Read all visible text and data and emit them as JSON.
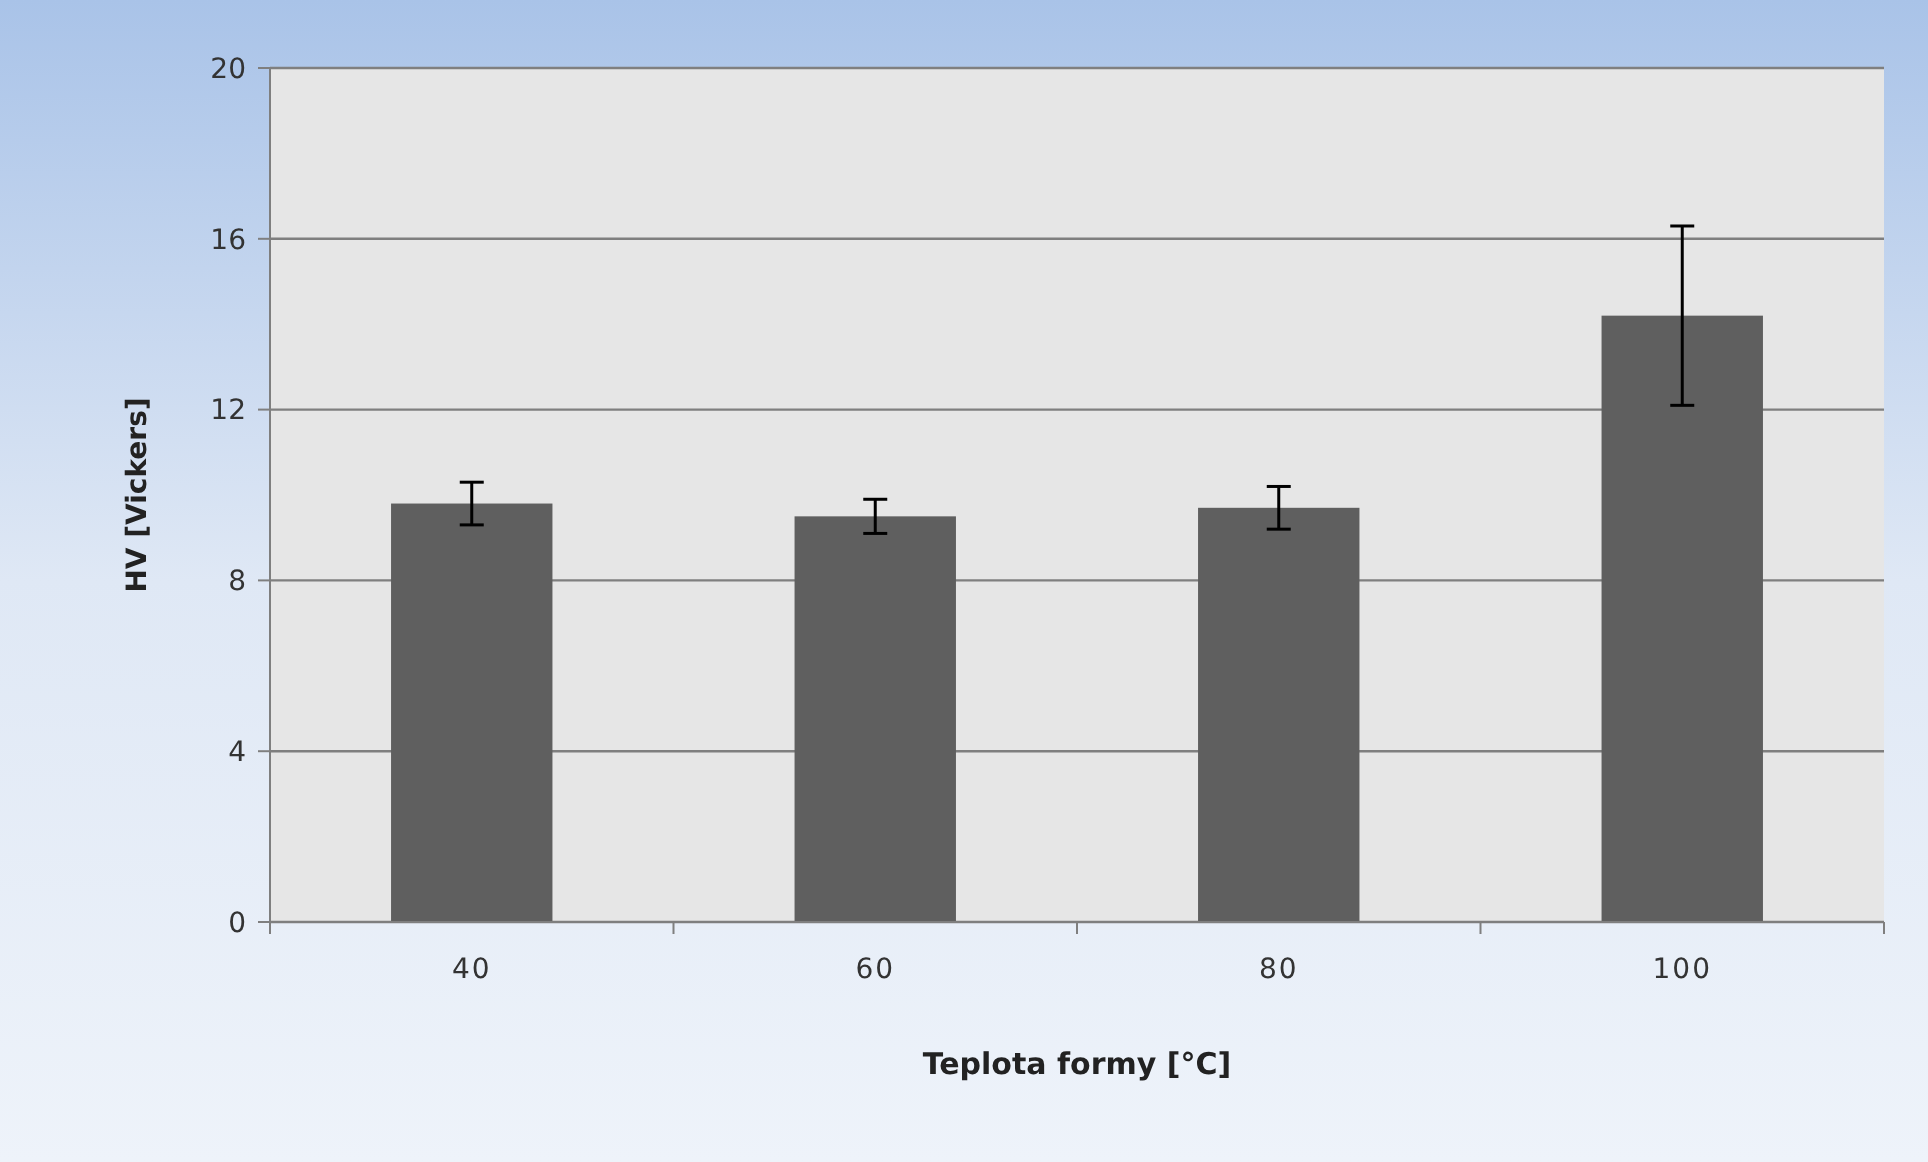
{
  "chart_data": {
    "type": "bar",
    "xlabel": "Teplota formy [°C]",
    "ylabel": "HV [Vickers]",
    "categories": [
      "40",
      "60",
      "80",
      "100"
    ],
    "values": [
      9.8,
      9.5,
      9.7,
      14.2
    ],
    "errors": [
      0.5,
      0.4,
      0.5,
      2.1
    ],
    "color": "#5f5f5f",
    "ylim": [
      0,
      20
    ],
    "yticks": [
      0,
      4,
      8,
      12,
      16,
      20
    ],
    "grid": "y"
  }
}
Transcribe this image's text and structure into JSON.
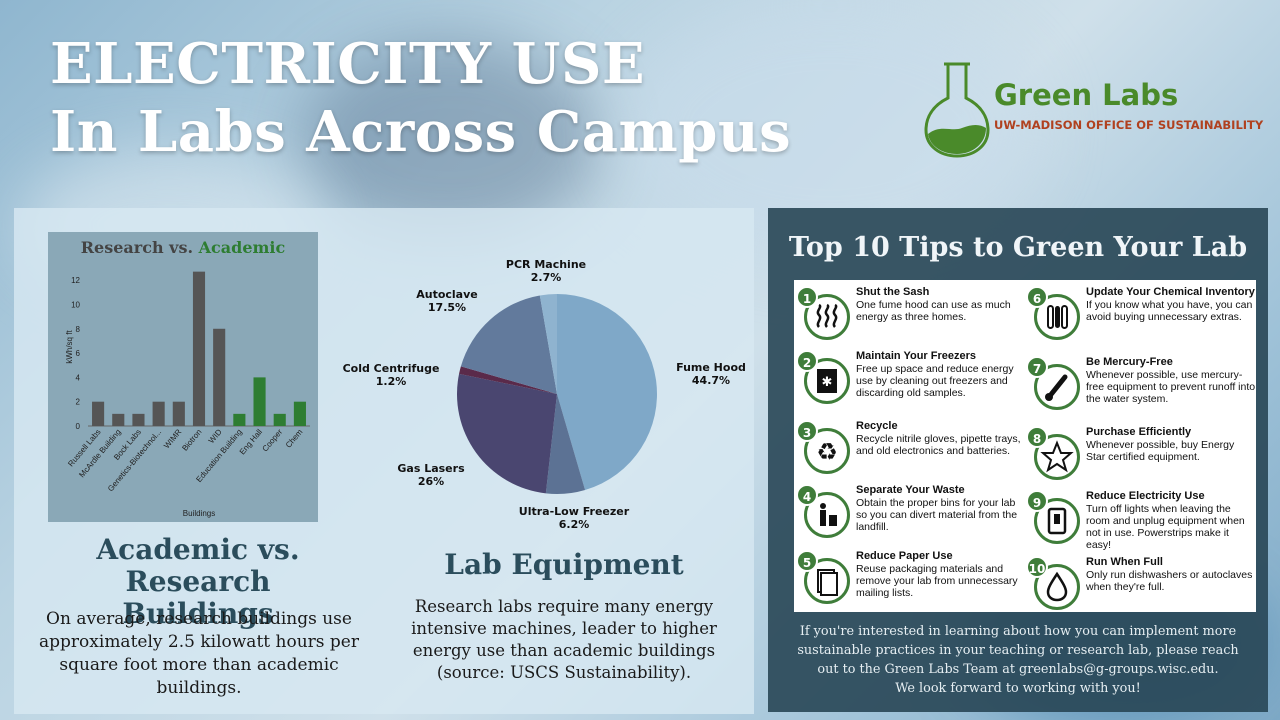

######

**STATED GOAL:**
Copy every record character for character. Skip the pictures.

**ANSWER TO THE EXERCISE:**
Read all visible text and data and emit them as JSON.
{
  "chart_data": {
    "type": "bar",
    "xlabel": "Teplota formy [°C]",
    "ylabel": "HV [Vickers]",
    "categories": [
      "40",
      "60",
      "80",
      "100"
    ],
    "values": [
      9.8,
      9.5,
      9.7,
      14.2
    ],
    "errors": [
      0.5,
      0.4,
      0.5,
      2.1
    ],
    "color": "#5f5f5f",
    "ylim": [
      0,
      20
    ],
    "yticks": [
      0,
      4,
      8,
      12,
      16,
      20
    ],
    "grid": "y"
  }
}
Transcribe this image's text and structure into JSON.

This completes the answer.